* **What is needed**: Transcribe every line of the records verbatim.
↓
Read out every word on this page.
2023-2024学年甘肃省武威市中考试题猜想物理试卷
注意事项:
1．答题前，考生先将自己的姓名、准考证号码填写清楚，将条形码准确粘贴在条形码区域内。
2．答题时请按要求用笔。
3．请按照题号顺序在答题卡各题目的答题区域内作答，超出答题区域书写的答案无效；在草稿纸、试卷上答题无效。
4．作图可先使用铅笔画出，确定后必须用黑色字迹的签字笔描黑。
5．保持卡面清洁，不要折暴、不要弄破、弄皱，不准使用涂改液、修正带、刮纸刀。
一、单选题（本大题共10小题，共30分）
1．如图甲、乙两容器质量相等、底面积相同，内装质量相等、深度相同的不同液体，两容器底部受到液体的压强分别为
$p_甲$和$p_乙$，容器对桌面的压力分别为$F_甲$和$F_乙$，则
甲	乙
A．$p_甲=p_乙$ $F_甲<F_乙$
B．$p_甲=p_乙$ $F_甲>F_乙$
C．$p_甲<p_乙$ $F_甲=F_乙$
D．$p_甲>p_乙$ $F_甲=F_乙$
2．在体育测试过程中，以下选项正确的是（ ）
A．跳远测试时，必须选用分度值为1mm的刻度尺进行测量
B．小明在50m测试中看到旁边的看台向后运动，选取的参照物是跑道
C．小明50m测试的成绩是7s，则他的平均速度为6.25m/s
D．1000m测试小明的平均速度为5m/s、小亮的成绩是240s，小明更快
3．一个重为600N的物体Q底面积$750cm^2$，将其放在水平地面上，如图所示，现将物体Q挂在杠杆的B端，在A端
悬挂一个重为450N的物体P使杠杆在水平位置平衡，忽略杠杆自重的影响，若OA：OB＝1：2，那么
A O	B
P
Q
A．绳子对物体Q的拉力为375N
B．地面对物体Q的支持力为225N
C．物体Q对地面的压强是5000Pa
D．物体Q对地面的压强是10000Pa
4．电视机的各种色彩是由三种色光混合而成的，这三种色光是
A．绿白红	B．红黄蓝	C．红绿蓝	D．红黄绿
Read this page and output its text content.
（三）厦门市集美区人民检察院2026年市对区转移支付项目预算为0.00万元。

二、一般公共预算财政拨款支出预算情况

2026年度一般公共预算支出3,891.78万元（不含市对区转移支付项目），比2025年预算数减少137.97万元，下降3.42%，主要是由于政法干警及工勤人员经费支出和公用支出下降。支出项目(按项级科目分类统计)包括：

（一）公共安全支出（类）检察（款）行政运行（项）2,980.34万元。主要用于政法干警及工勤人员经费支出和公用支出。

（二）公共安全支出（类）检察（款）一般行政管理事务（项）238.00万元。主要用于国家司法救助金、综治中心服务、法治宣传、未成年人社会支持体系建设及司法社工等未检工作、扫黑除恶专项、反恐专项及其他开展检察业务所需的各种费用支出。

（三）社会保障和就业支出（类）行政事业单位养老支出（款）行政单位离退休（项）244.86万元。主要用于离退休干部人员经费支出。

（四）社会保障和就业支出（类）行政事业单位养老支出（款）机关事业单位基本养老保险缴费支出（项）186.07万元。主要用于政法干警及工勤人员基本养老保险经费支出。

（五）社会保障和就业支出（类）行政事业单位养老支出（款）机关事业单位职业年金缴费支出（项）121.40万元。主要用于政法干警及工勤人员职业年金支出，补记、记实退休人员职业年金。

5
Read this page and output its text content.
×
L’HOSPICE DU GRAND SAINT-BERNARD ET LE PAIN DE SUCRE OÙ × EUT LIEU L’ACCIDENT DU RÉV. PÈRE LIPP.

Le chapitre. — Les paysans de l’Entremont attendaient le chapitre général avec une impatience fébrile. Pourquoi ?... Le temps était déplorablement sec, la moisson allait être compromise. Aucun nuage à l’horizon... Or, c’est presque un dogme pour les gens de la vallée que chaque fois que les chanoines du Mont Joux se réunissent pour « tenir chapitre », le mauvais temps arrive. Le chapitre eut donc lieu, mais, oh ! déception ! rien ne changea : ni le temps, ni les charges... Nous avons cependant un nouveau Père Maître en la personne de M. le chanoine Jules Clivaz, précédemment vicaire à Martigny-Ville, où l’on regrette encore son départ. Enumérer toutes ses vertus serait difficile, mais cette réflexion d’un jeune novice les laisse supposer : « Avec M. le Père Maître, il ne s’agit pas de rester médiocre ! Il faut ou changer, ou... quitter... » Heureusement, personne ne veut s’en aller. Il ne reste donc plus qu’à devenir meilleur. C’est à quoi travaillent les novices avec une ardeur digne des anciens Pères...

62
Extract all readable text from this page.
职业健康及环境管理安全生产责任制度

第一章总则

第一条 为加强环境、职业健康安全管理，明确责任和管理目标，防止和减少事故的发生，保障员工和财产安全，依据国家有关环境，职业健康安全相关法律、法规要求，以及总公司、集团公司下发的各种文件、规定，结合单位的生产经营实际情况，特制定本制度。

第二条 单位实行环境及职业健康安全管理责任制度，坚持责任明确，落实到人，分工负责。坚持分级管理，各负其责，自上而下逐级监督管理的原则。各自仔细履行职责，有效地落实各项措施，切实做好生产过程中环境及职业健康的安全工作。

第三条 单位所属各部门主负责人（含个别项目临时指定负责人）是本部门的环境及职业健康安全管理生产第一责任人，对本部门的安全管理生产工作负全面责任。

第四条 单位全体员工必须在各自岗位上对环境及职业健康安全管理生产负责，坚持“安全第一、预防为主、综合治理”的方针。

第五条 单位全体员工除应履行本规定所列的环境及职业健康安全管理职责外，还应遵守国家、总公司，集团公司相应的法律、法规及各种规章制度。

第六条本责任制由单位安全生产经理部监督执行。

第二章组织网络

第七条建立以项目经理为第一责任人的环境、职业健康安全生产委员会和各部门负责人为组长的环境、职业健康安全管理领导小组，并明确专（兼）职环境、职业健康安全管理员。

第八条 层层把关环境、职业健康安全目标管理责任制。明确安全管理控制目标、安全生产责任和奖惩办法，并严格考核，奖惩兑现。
↑
* **The output**:
Read out every word on this page.
2023-2024学年甘肃省武威市中考试题猜想物理试卷
注意事项:
1．答题前，考生先将自己的姓名、准考证号码填写清楚，将条形码准确粘贴在条形码区域内。
2．答题时请按要求用笔。
3．请按照题号顺序在答题卡各题目的答题区域内作答，超出答题区域书写的答案无效；在草稿纸、试卷上答题无效。
4．作图可先使用铅笔画出，确定后必须用黑色字迹的签字笔描黑。
5．保持卡面清洁，不要折暴、不要弄破、弄皱，不准使用涂改液、修正带、刮纸刀。
一、单选题（本大题共10小题，共30分）
1．如图甲、乙两容器质量相等、底面积相同，内装质量相等、深度相同的不同液体，两容器底部受到液体的压强分别为
$p_甲$和$p_乙$，容器对桌面的压力分别为$F_甲$和$F_乙$，则
甲	乙
A．$p_甲=p_乙$ $F_甲<F_乙$
B．$p_甲=p_乙$ $F_甲>F_乙$
C．$p_甲<p_乙$ $F_甲=F_乙$
D．$p_甲>p_乙$ $F_甲=F_乙$
2．在体育测试过程中，以下选项正确的是（ ）
A．跳远测试时，必须选用分度值为1mm的刻度尺进行测量
B．小明在50m测试中看到旁边的看台向后运动，选取的参照物是跑道
C．小明50m测试的成绩是7s，则他的平均速度为6.25m/s
D．1000m测试小明的平均速度为5m/s、小亮的成绩是240s，小明更快
3．一个重为600N的物体Q底面积$750cm^2$，将其放在水平地面上，如图所示，现将物体Q挂在杠杆的B端，在A端
悬挂一个重为450N的物体P使杠杆在水平位置平衡，忽略杠杆自重的影响，若OA：OB＝1：2，那么
A O	B
P
Q
A．绳子对物体Q的拉力为375N
B．地面对物体Q的支持力为225N
C．物体Q对地面的压强是5000Pa
D．物体Q对地面的压强是10000Pa
4．电视机的各种色彩是由三种色光混合而成的，这三种色光是
A．绿白红	B．红黄蓝	C．红绿蓝	D．红黄绿
Read this page and output its text content.
（三）厦门市集美区人民检察院2026年市对区转移支付项目预算为0.00万元。

二、一般公共预算财政拨款支出预算情况

2026年度一般公共预算支出3,891.78万元（不含市对区转移支付项目），比2025年预算数减少137.97万元，下降3.42%，主要是由于政法干警及工勤人员经费支出和公用支出下降。支出项目(按项级科目分类统计)包括：

（一）公共安全支出（类）检察（款）行政运行（项）2,980.34万元。主要用于政法干警及工勤人员经费支出和公用支出。

（二）公共安全支出（类）检察（款）一般行政管理事务（项）238.00万元。主要用于国家司法救助金、综治中心服务、法治宣传、未成年人社会支持体系建设及司法社工等未检工作、扫黑除恶专项、反恐专项及其他开展检察业务所需的各种费用支出。

（三）社会保障和就业支出（类）行政事业单位养老支出（款）行政单位离退休（项）244.86万元。主要用于离退休干部人员经费支出。

（四）社会保障和就业支出（类）行政事业单位养老支出（款）机关事业单位基本养老保险缴费支出（项）186.07万元。主要用于政法干警及工勤人员基本养老保险经费支出。

（五）社会保障和就业支出（类）行政事业单位养老支出（款）机关事业单位职业年金缴费支出（项）121.40万元。主要用于政法干警及工勤人员职业年金支出，补记、记实退休人员职业年金。

5
Read this page and output its text content.
×
L’HOSPICE DU GRAND SAINT-BERNARD ET LE PAIN DE SUCRE OÙ × EUT LIEU L’ACCIDENT DU RÉV. PÈRE LIPP.

Le chapitre. — Les paysans de l’Entremont attendaient le chapitre général avec une impatience fébrile. Pourquoi ?... Le temps était déplorablement sec, la moisson allait être compromise. Aucun nuage à l’horizon... Or, c’est presque un dogme pour les gens de la vallée que chaque fois que les chanoines du Mont Joux se réunissent pour « tenir chapitre », le mauvais temps arrive. Le chapitre eut donc lieu, mais, oh ! déception ! rien ne changea : ni le temps, ni les charges... Nous avons cependant un nouveau Père Maître en la personne de M. le chanoine Jules Clivaz, précédemment vicaire à Martigny-Ville, où l’on regrette encore son départ. Enumérer toutes ses vertus serait difficile, mais cette réflexion d’un jeune novice les laisse supposer : « Avec M. le Père Maître, il ne s’agit pas de rester médiocre ! Il faut ou changer, ou... quitter... » Heureusement, personne ne veut s’en aller. Il ne reste donc plus qu’à devenir meilleur. C’est à quoi travaillent les novices avec une ardeur digne des anciens Pères...

62
Extract all readable text from this page.
职业健康及环境管理安全生产责任制度

第一章总则

第一条 为加强环境、职业健康安全管理，明确责任和管理目标，防止和减少事故的发生，保障员工和财产安全，依据国家有关环境，职业健康安全相关法律、法规要求，以及总公司、集团公司下发的各种文件、规定，结合单位的生产经营实际情况，特制定本制度。

第二条 单位实行环境及职业健康安全管理责任制度，坚持责任明确，落实到人，分工负责。坚持分级管理，各负其责，自上而下逐级监督管理的原则。各自仔细履行职责，有效地落实各项措施，切实做好生产过程中环境及职业健康的安全工作。

第三条 单位所属各部门主负责人（含个别项目临时指定负责人）是本部门的环境及职业健康安全管理生产第一责任人，对本部门的安全管理生产工作负全面责任。

第四条 单位全体员工必须在各自岗位上对环境及职业健康安全管理生产负责，坚持“安全第一、预防为主、综合治理”的方针。

第五条 单位全体员工除应履行本规定所列的环境及职业健康安全管理职责外，还应遵守国家、总公司，集团公司相应的法律、法规及各种规章制度。

第六条本责任制由单位安全生产经理部监督执行。

第二章组织网络

第七条建立以项目经理为第一责任人的环境、职业健康安全生产委员会和各部门负责人为组长的环境、职业健康安全管理领导小组，并明确专（兼）职环境、职业健康安全管理员。

第八条 层层把关环境、职业健康安全目标管理责任制。明确安全管理控制目标、安全生产责任和奖惩办法，并严格考核，奖惩兑现。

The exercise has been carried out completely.